* **Extracted text**
########

# Cats needing help manchester



## belleboris (Oct 8, 2009)

Hello all I'm very sorry to have to post this but my mum sadely passed away last night leaving her 5 cats behind , 
I have 2 rescue elderly cats allready and 2 dogs ( her cats are terrified of dogs ) I've tried all the rescues this morning and all full if anyone in the manchester area could offer a home please message me , 
There is 1 black and white male who is 2 years old and 3 black and white girls all under 2 and an all white girl 3 have been sorted but the 2 youngest girls still need neutering .


----------



## Enigma09 (Dec 16, 2012)

Sorry to hear about your mum ,I live in Essex would have love to help .Have you tried the RSPCA.


----------



## Guest (Dec 16, 2012)

Im so sorry for your loss. This is horrible for you.

I have a friend who is an animal lover aswell and will ask her if she knows anyone. 

Are the cats nervous or have any issues? Her friends were not interested in homing my cat because he is timid 

I will give my friend a bell now.


----------



## belleboris (Oct 8, 2009)

Thank you both 4 of the cats are good with new people 3 are very friendly , the all white cat is very timed around children so would be best in a calm house ,


----------



## jill3 (Feb 18, 2009)

Enigma09 said:


> Sorry to hear about your mum ,I live in Essex would have love to help .Have you tried the RSPCA.

########

* **Data shown**
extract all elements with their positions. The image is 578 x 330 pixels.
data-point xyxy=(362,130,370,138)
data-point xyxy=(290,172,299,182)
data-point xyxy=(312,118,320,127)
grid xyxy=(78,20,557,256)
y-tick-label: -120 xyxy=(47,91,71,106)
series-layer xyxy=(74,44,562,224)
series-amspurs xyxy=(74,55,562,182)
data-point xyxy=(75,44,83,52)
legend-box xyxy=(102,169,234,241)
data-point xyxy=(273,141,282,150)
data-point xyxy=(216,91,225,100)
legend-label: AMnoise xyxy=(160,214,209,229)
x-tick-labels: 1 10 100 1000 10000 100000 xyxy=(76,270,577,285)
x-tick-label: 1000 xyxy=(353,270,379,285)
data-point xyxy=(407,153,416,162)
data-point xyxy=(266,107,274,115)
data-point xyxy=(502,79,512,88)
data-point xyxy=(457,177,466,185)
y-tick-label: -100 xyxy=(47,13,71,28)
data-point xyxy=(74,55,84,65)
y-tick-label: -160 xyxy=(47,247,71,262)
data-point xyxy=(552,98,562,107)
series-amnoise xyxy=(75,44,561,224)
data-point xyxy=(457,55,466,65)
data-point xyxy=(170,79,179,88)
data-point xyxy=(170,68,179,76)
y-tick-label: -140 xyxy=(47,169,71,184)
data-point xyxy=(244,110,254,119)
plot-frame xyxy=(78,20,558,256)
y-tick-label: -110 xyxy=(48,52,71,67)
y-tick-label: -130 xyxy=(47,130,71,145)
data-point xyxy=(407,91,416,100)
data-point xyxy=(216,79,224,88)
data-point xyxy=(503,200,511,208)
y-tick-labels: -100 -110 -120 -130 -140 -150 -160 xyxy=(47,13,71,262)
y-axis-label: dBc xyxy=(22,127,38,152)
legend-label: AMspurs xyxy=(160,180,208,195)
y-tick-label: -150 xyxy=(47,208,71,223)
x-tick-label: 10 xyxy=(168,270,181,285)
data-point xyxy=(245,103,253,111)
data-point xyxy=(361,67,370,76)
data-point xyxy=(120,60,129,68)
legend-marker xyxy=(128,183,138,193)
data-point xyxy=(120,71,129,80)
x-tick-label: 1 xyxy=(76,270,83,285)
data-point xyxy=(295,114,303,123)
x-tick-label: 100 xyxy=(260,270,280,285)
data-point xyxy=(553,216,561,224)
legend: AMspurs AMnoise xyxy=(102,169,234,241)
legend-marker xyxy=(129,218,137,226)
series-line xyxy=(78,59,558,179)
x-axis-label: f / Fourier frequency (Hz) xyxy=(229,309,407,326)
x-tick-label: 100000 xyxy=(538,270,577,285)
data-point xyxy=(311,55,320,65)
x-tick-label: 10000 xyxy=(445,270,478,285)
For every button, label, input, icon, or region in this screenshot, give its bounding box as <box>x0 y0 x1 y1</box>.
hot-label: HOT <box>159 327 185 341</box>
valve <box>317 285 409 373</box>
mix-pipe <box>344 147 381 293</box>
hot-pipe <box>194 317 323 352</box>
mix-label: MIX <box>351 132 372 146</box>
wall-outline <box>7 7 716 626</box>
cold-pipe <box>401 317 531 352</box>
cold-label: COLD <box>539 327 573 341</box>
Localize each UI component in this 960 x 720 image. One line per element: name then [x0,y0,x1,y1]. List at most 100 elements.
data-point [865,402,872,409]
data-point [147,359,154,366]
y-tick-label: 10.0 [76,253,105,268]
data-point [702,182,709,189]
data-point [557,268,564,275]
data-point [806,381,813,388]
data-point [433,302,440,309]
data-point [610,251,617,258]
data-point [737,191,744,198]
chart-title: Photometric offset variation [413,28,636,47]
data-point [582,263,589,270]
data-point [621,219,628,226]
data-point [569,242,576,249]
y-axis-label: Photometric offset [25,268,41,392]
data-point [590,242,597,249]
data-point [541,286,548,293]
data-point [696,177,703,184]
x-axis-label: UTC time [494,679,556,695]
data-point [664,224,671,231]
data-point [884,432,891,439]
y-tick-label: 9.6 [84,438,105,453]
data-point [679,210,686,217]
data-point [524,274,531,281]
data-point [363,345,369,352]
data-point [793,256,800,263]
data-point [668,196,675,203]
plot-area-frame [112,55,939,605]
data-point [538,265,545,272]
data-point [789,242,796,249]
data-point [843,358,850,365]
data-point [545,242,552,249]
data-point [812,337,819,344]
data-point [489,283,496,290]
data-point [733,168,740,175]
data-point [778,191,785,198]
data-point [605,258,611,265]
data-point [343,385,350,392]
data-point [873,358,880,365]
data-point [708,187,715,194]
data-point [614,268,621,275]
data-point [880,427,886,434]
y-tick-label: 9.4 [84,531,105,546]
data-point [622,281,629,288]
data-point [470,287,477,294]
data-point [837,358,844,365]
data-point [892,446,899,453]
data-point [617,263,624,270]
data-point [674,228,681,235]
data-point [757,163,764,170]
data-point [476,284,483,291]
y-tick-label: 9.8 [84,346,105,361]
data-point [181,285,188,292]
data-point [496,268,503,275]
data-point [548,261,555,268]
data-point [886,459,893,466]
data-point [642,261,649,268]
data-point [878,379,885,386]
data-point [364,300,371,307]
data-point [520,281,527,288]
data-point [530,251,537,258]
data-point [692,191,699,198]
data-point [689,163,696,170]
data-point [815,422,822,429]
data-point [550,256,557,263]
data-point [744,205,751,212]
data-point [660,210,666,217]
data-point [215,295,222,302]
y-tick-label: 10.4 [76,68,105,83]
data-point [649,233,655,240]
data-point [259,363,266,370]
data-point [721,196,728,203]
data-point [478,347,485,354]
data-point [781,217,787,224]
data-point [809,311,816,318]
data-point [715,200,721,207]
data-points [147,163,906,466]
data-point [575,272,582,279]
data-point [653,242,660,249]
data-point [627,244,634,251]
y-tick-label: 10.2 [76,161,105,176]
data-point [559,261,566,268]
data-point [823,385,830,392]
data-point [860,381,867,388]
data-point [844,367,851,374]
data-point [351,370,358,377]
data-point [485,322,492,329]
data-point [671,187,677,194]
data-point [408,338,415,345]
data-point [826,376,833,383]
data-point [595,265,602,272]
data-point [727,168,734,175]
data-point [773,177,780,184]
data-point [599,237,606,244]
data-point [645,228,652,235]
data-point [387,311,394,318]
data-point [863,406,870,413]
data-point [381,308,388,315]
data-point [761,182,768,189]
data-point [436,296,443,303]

########

* **Instructions to follow**
Update the forum thread about cats needing homes in Manchester by restating the part starting at "Hello all I'm" and ending at "need neutering .", with "black and white" changed to "tabby".

* **In response**
Hello all I'm very sorry to have to post this but my mum sadely passed away last night leaving her 5 cats behind , 
I have 2 rescue elderly cats allready and 2 dogs ( her cats are terrified of dogs ) I've tried all the rescues this morning and all full if anyone in the manchester area could offer a home please message me , 
There is 1 tabby male who is 2 years old and 3 tabby girls all under 2 and an all white girl 3 have been sorted but the 2 youngest girls still need neutering .